## The problem
Please restate the following records word for word.

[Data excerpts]
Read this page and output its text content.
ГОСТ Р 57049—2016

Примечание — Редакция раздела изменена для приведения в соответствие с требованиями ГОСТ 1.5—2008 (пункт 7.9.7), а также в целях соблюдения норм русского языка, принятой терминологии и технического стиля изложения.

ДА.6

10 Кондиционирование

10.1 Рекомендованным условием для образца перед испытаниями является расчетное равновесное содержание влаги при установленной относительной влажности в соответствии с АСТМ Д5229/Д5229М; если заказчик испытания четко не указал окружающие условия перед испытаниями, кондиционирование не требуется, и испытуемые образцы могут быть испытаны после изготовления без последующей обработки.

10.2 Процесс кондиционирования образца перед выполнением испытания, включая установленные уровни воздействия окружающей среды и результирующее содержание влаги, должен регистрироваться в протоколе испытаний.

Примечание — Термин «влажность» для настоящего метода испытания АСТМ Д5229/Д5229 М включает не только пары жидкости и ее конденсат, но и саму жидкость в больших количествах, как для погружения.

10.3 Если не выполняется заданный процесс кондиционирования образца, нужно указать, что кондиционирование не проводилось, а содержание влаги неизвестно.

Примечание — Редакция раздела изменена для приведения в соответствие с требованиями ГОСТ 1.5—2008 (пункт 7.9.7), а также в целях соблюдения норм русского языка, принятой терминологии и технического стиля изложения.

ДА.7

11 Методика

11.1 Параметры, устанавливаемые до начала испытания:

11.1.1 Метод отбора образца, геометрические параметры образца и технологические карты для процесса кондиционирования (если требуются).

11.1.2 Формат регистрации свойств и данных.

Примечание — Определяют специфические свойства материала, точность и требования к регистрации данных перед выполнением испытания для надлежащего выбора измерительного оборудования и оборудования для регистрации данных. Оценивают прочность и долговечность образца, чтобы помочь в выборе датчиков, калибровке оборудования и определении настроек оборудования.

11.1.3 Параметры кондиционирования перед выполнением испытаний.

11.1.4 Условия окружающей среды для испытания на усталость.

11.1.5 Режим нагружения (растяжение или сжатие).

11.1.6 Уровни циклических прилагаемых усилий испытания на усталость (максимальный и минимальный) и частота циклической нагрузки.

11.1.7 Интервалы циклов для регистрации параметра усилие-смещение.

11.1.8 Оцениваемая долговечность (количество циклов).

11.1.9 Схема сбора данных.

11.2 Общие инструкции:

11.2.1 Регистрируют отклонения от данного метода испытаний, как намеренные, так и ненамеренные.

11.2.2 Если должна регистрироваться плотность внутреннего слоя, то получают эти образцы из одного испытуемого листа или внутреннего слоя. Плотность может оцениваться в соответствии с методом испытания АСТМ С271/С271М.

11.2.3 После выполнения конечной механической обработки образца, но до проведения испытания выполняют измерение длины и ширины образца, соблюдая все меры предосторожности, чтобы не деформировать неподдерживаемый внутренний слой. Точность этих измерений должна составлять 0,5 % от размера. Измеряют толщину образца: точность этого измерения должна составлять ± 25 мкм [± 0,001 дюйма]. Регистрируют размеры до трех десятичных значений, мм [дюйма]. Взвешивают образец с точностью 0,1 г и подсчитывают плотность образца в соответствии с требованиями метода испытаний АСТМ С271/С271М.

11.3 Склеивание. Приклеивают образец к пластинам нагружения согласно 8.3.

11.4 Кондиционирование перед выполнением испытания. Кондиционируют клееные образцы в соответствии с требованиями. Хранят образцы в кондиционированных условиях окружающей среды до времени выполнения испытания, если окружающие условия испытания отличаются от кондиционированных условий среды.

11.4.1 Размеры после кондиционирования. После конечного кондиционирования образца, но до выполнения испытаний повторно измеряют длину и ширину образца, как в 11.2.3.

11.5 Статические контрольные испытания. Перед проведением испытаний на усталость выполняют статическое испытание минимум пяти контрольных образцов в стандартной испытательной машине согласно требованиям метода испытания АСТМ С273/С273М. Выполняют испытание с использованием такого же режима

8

## Answer to the problem
Read this page and output its text content.
ГОСТ Р 57049—2016

Примечание — Редакция раздела изменена для приведения в соответствие с требованиями ГОСТ 1.5—2008 (пункт 7.9.7), а также в целях соблюдения норм русского языка, принятой терминологии и технического стиля изложения.

ДА.6

10 Кондиционирование

10.1 Рекомендованным условием для образца перед испытаниями является расчетное равновесное содержание влаги при установленной относительной влажности в соответствии с АСТМ Д5229/Д5229М; если заказчик испытания четко не указал окружающие условия перед испытаниями, кондиционирование не требуется, и испытуемые образцы могут быть испытаны после изготовления без последующей обработки.

10.2 Процесс кондиционирования образца перед выполнением испытания, включая установленные уровни воздействия окружающей среды и результирующее содержание влаги, должен регистрироваться в протоколе испытаний.

Примечание — Термин «влажность» для настоящего метода испытания АСТМ Д5229/Д5229 М включает не только пары жидкости и ее конденсат, но и саму жидкость в больших количествах, как для погружения.

10.3 Если не выполняется заданный процесс кондиционирования образца, нужно указать, что кондиционирование не проводилось, а содержание влаги неизвестно.

Примечание — Редакция раздела изменена для приведения в соответствие с требованиями ГОСТ 1.5—2008 (пункт 7.9.7), а также в целях соблюдения норм русского языка, принятой терминологии и технического стиля изложения.

ДА.7

11 Методика

11.1 Параметры, устанавливаемые до начала испытания:

11.1.1 Метод отбора образца, геометрические параметры образца и технологические карты для процесса кондиционирования (если требуются).

11.1.2 Формат регистрации свойств и данных.

Примечание — Определяют специфические свойства материала, точность и требования к регистрации данных перед выполнением испытания для надлежащего выбора измерительного оборудования и оборудования для регистрации данных. Оценивают прочность и долговечность образца, чтобы помочь в выборе датчиков, калибровке оборудования и определении настроек оборудования.

11.1.3 Параметры кондиционирования перед выполнением испытаний.

11.1.4 Условия окружающей среды для испытания на усталость.

11.1.5 Режим нагружения (растяжение или сжатие).

11.1.6 Уровни циклических прилагаемых усилий испытания на усталость (максимальный и минимальный) и частота циклической нагрузки.

11.1.7 Интервалы циклов для регистрации параметра усилие-смещение.

11.1.8 Оцениваемая долговечность (количество циклов).

11.1.9 Схема сбора данных.

11.2 Общие инструкции:

11.2.1 Регистрируют отклонения от данного метода испытаний, как намеренные, так и ненамеренные.

11.2.2 Если должна регистрироваться плотность внутреннего слоя, то получают эти образцы из одного испытуемого листа или внутреннего слоя. Плотность может оцениваться в соответствии с методом испытания АСТМ С271/С271М.

11.2.3 После выполнения конечной механической обработки образца, но до проведения испытания выполняют измерение длины и ширины образца, соблюдая все меры предосторожности, чтобы не деформировать неподдерживаемый внутренний слой. Точность этих измерений должна составлять 0,5 % от размера. Измеряют толщину образца: точность этого измерения должна составлять ± 25 мкм [± 0,001 дюйма]. Регистрируют размеры до трех десятичных значений, мм [дюйма]. Взвешивают образец с точностью 0,1 г и подсчитывают плотность образца в соответствии с требованиями метода испытаний АСТМ С271/С271М.

11.3 Склеивание. Приклеивают образец к пластинам нагружения согласно 8.3.

11.4 Кондиционирование перед выполнением испытания. Кондиционируют клееные образцы в соответствии с требованиями. Хранят образцы в кондиционированных условиях окружающей среды до времени выполнения испытания, если окружающие условия испытания отличаются от кондиционированных условий среды.

11.4.1 Размеры после кондиционирования. После конечного кондиционирования образца, но до выполнения испытаний повторно измеряют длину и ширину образца, как в 11.2.3.

11.5 Статические контрольные испытания. Перед проведением испытаний на усталость выполняют статическое испытание минимум пяти контрольных образцов в стандартной испытательной машине согласно требованиям метода испытания АСТМ С273/С273М. Выполняют испытание с использованием такого же режима

8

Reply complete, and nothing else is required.